- [Direction]
Output every line of the material exactly, omitting images.
— START OF Records to use —
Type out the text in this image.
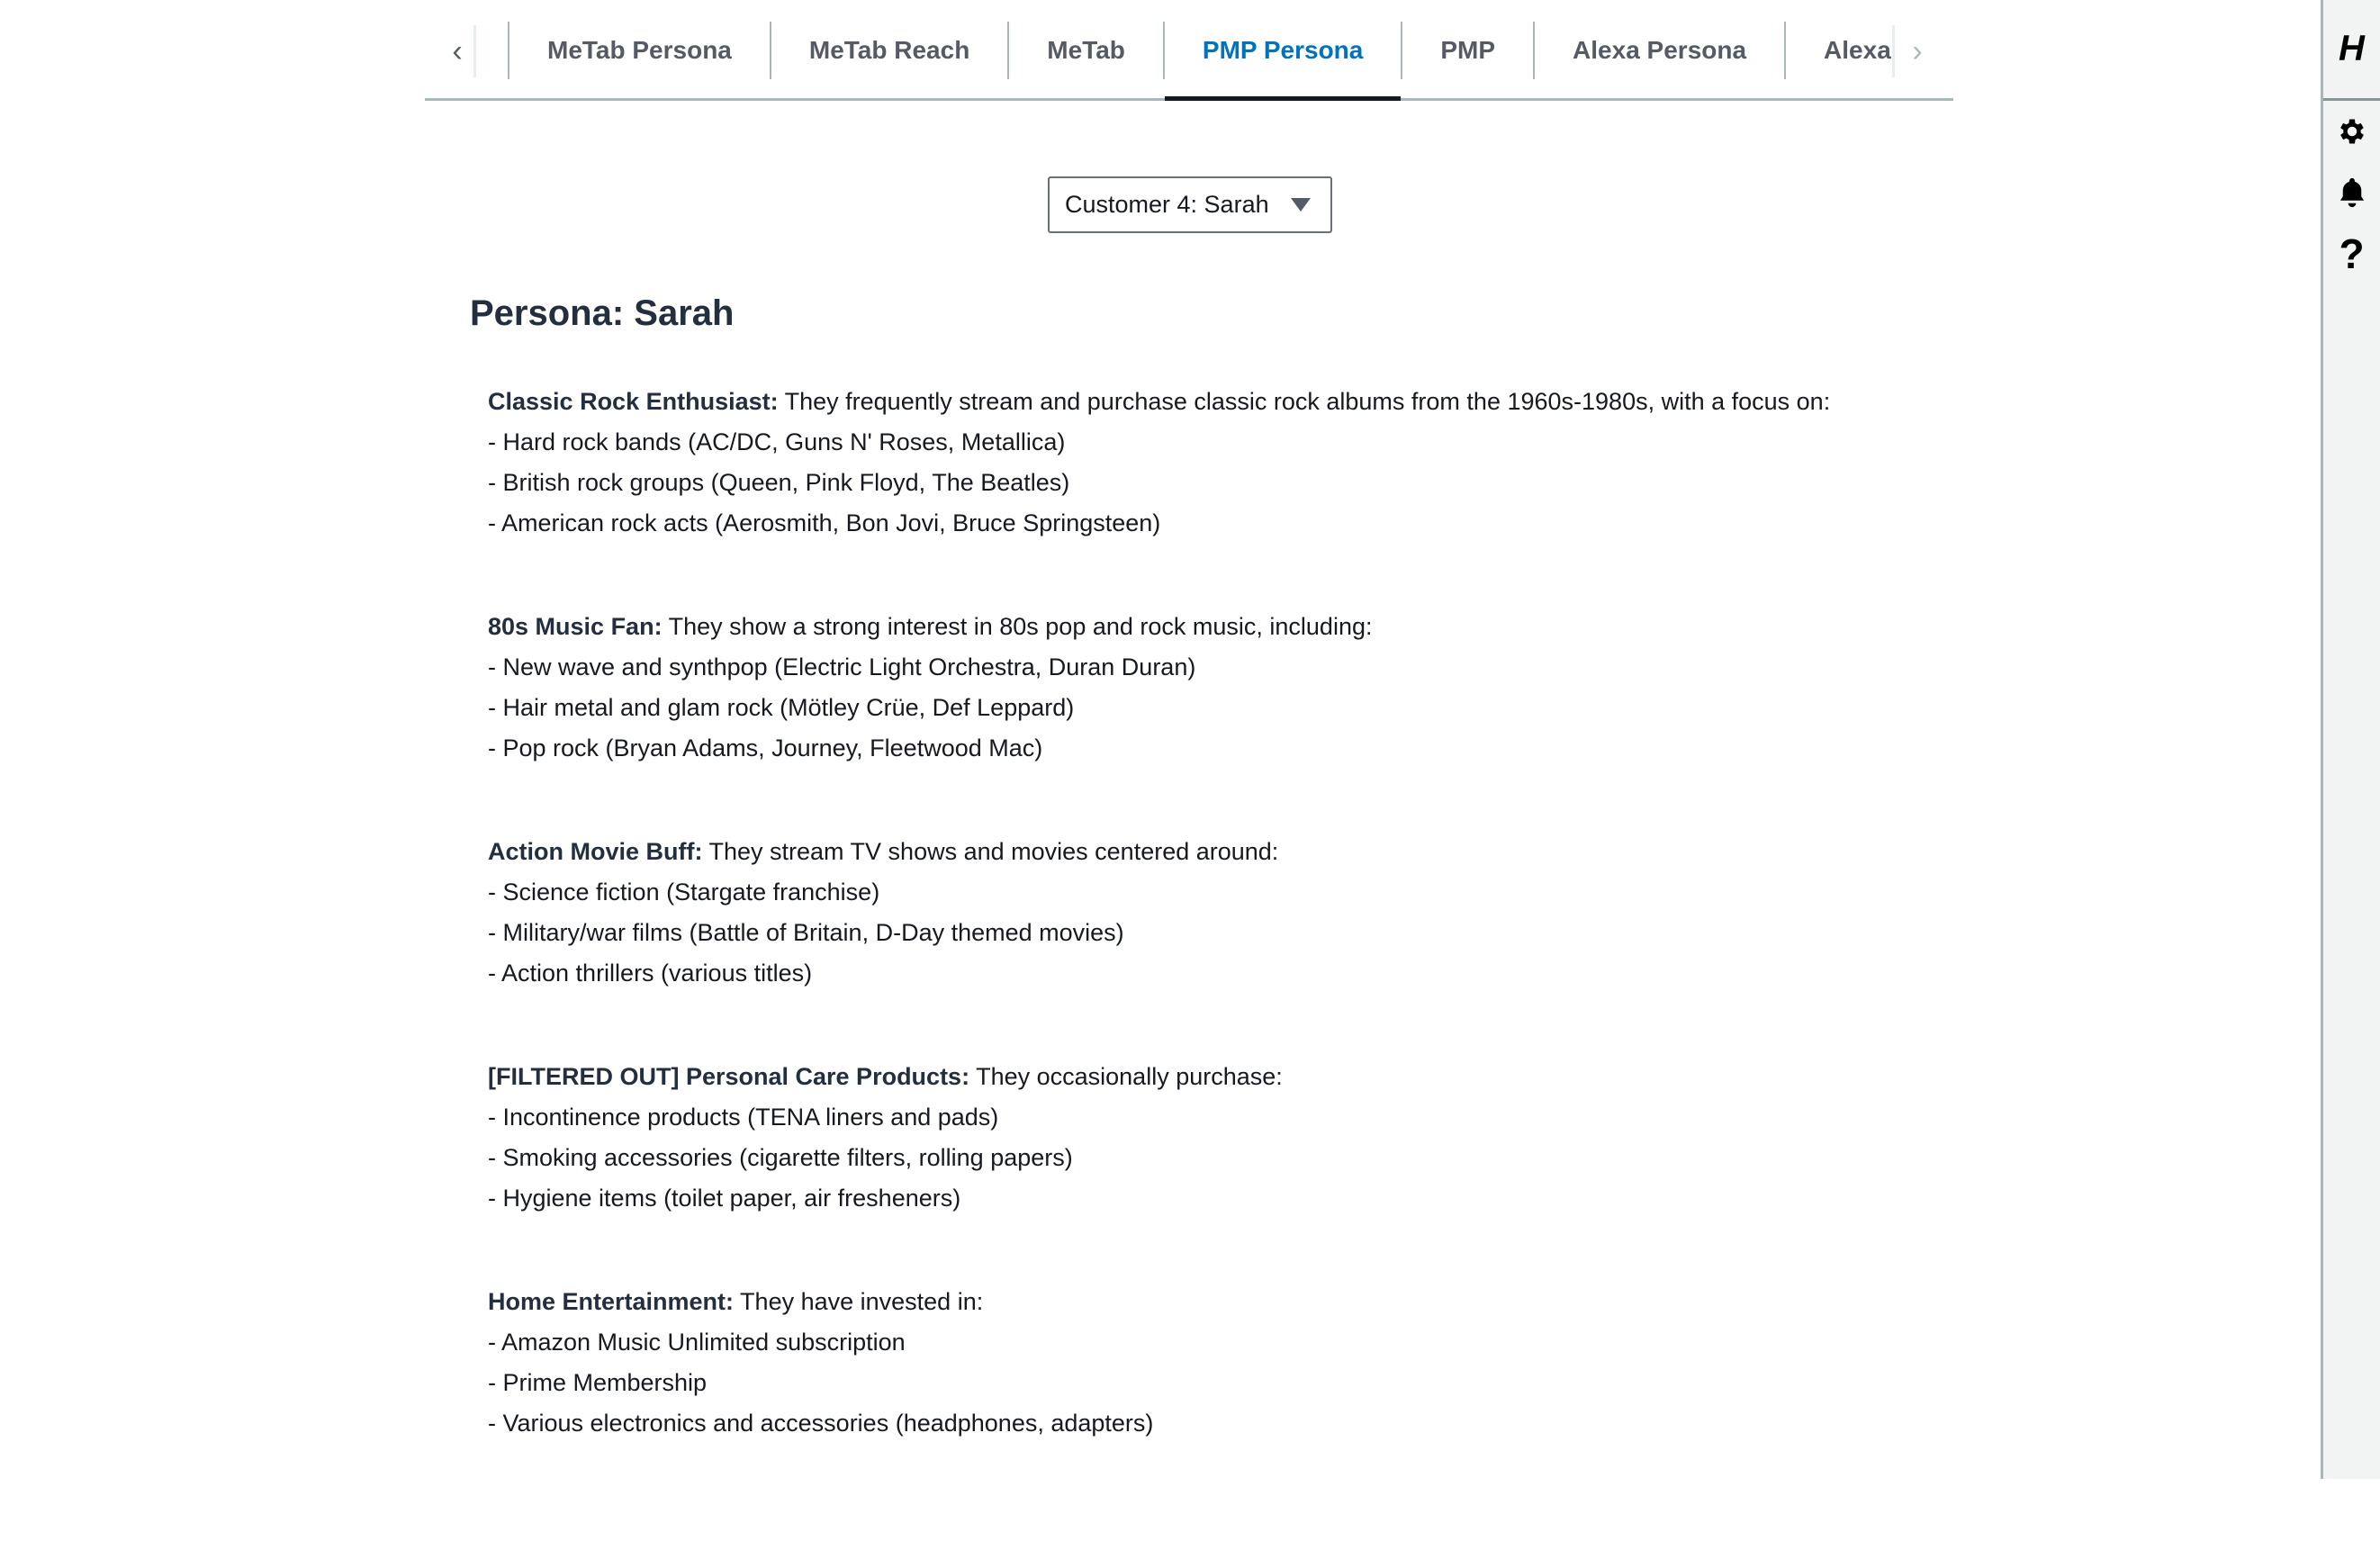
‹	MeTab Persona	MeTab Reach	MeTab	PMP Persona	PMP	Alexa Persona	Alexa ›
Customer 4: Sarah
Persona: Sarah
Classic Rock Enthusiast: They frequently stream and purchase classic rock albums from the 1960s-1980s, with a focus on:
- Hard rock bands (AC/DC, Guns N' Roses, Metallica)
- British rock groups (Queen, Pink Floyd, The Beatles)
- American rock acts (Aerosmith, Bon Jovi, Bruce Springsteen)
80s Music Fan: They show a strong interest in 80s pop and rock music, including:
- New wave and synthpop (Electric Light Orchestra, Duran Duran)
- Hair metal and glam rock (Mötley Crüe, Def Leppard)
- Pop rock (Bryan Adams, Journey, Fleetwood Mac)
Action Movie Buff: They stream TV shows and movies centered around:
- Science fiction (Stargate franchise)
- Military/war films (Battle of Britain, D-Day themed movies)
- Action thrillers (various titles)
[FILTERED OUT] Personal Care Products: They occasionally purchase:
- Incontinence products (TENA liners and pads)
- Smoking accessories (cigarette filters, rolling papers)
- Hygiene items (toilet paper, air fresheners)
Home Entertainment: They have invested in:
- Amazon Music Unlimited subscription
- Prime Membership
- Various electronics and accessories (headphones, adapters)
H
?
— END OF Records to use —
- [Output for this task]
Type out the text in this image.
‹	MeTab Persona	MeTab Reach	MeTab	PMP Persona	PMP	Alexa Persona	Alexa ›
Customer 4: Sarah
Persona: Sarah
Classic Rock Enthusiast: They frequently stream and purchase classic rock albums from the 1960s-1980s, with a focus on:
- Hard rock bands (AC/DC, Guns N' Roses, Metallica)
- British rock groups (Queen, Pink Floyd, The Beatles)
- American rock acts (Aerosmith, Bon Jovi, Bruce Springsteen)
80s Music Fan: They show a strong interest in 80s pop and rock music, including:
- New wave and synthpop (Electric Light Orchestra, Duran Duran)
- Hair metal and glam rock (Mötley Crüe, Def Leppard)
- Pop rock (Bryan Adams, Journey, Fleetwood Mac)
Action Movie Buff: They stream TV shows and movies centered around:
- Science fiction (Stargate franchise)
- Military/war films (Battle of Britain, D-Day themed movies)
- Action thrillers (various titles)
[FILTERED OUT] Personal Care Products: They occasionally purchase:
- Incontinence products (TENA liners and pads)
- Smoking accessories (cigarette filters, rolling papers)
- Hygiene items (toilet paper, air fresheners)
Home Entertainment: They have invested in:
- Amazon Music Unlimited subscription
- Prime Membership
- Various electronics and accessories (headphones, adapters)
H
?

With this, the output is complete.